> _Figure record extracts_
▶

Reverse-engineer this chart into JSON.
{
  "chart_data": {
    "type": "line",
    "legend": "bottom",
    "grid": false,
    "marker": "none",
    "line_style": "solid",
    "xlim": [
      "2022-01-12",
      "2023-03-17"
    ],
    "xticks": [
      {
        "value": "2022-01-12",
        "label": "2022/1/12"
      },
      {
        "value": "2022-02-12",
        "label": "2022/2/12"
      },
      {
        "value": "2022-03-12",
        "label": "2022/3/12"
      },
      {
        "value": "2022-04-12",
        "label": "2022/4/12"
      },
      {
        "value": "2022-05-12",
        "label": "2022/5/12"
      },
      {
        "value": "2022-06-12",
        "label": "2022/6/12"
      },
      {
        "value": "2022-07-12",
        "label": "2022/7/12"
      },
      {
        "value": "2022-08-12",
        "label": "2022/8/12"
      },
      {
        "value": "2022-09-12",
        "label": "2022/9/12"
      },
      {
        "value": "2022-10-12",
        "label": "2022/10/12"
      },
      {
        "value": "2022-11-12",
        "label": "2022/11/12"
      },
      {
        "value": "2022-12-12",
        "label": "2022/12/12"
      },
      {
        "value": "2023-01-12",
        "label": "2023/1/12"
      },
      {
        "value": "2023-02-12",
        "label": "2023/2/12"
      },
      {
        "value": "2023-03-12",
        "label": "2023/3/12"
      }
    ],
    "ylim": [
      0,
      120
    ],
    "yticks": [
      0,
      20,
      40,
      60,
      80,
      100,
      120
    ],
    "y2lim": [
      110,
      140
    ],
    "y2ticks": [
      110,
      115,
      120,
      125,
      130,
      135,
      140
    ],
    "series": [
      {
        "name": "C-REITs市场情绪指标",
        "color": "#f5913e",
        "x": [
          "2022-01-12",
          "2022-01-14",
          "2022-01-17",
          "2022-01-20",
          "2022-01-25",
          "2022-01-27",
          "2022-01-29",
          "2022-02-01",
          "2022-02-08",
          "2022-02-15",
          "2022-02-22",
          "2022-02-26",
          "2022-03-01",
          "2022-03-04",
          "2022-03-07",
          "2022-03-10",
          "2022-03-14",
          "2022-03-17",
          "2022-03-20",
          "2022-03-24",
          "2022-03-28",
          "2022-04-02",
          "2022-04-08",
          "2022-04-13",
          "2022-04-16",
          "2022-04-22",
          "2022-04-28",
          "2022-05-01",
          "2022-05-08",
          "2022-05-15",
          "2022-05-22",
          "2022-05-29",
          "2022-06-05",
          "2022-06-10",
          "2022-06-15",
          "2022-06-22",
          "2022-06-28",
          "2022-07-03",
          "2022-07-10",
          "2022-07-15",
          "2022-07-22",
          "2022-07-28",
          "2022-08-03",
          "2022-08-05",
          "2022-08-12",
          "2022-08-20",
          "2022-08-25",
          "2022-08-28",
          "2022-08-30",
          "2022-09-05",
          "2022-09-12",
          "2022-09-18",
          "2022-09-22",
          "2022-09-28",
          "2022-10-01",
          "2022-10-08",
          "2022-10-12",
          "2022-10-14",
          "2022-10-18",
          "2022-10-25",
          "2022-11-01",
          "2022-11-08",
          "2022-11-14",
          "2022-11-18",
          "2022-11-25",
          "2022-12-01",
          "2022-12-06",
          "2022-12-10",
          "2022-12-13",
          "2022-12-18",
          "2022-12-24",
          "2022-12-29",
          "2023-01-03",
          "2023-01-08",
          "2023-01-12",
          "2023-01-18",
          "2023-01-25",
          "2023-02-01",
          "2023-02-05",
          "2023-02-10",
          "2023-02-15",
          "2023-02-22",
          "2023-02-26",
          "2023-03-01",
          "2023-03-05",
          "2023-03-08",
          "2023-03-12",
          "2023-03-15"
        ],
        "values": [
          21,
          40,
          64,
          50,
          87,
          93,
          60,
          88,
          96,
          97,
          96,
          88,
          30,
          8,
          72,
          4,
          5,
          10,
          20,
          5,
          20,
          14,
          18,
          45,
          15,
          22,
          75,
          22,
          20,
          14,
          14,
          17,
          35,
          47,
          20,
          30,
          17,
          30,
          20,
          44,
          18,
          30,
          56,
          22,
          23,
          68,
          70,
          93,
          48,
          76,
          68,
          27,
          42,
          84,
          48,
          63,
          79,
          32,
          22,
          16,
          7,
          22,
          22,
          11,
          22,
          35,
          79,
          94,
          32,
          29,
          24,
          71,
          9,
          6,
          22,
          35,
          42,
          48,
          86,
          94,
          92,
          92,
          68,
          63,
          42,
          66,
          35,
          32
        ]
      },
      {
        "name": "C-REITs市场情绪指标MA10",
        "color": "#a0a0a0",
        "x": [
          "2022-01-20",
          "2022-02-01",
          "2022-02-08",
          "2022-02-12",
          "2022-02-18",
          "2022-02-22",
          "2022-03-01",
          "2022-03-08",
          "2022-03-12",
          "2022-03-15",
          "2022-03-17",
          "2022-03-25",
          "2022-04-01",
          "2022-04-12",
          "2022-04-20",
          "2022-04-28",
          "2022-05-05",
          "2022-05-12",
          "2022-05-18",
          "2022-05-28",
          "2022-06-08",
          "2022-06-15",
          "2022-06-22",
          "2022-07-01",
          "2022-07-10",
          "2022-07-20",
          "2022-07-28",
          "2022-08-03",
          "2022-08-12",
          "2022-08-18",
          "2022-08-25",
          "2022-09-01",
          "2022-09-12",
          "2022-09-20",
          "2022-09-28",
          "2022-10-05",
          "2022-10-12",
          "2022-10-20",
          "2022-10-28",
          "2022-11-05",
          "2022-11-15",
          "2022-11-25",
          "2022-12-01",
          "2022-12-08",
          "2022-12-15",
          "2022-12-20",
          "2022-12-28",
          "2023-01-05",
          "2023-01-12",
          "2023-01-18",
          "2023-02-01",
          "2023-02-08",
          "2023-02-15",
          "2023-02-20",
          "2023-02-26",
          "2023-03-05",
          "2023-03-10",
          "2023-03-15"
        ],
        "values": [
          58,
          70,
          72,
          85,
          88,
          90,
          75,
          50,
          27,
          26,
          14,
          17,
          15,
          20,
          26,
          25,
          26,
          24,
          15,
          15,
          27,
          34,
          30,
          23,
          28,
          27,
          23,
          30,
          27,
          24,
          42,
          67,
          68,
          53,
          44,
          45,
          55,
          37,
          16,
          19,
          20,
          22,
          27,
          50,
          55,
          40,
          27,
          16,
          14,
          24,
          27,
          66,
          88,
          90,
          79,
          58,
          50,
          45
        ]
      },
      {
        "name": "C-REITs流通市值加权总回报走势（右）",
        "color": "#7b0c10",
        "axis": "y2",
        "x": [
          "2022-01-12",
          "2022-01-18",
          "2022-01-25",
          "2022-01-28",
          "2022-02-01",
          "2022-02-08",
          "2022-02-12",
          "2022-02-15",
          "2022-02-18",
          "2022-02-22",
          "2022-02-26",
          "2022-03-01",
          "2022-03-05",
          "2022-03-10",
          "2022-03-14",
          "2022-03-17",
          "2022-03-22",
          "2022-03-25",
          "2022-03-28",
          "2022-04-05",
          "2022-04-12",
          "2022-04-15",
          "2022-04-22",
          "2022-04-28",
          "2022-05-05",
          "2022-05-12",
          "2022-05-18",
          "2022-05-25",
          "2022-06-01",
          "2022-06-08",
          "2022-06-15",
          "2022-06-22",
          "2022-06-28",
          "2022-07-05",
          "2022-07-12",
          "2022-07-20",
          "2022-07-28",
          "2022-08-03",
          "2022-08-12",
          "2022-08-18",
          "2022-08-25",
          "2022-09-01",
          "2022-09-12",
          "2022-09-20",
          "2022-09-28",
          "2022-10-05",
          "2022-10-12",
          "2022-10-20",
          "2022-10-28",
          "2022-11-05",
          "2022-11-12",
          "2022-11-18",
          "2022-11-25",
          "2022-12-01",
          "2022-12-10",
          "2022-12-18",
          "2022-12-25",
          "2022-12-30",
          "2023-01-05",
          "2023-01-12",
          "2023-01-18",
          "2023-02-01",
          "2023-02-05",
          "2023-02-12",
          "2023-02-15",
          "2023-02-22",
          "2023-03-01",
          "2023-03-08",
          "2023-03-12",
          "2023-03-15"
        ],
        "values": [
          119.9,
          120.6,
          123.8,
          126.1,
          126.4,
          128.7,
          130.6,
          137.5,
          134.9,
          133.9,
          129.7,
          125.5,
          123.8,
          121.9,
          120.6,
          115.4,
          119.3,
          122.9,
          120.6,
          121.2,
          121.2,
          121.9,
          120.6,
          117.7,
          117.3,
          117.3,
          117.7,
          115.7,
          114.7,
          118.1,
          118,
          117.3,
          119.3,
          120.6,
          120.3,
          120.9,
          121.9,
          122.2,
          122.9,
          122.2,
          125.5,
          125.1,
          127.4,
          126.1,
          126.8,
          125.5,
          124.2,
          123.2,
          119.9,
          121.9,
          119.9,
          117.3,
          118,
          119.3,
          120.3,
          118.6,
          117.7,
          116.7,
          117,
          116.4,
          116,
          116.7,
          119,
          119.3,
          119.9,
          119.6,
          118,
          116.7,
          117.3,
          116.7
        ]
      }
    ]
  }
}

◀

> _What you need to do_
Using the listing above, state the number of lines that hold "name", with no other text.

> _Exercise output_
3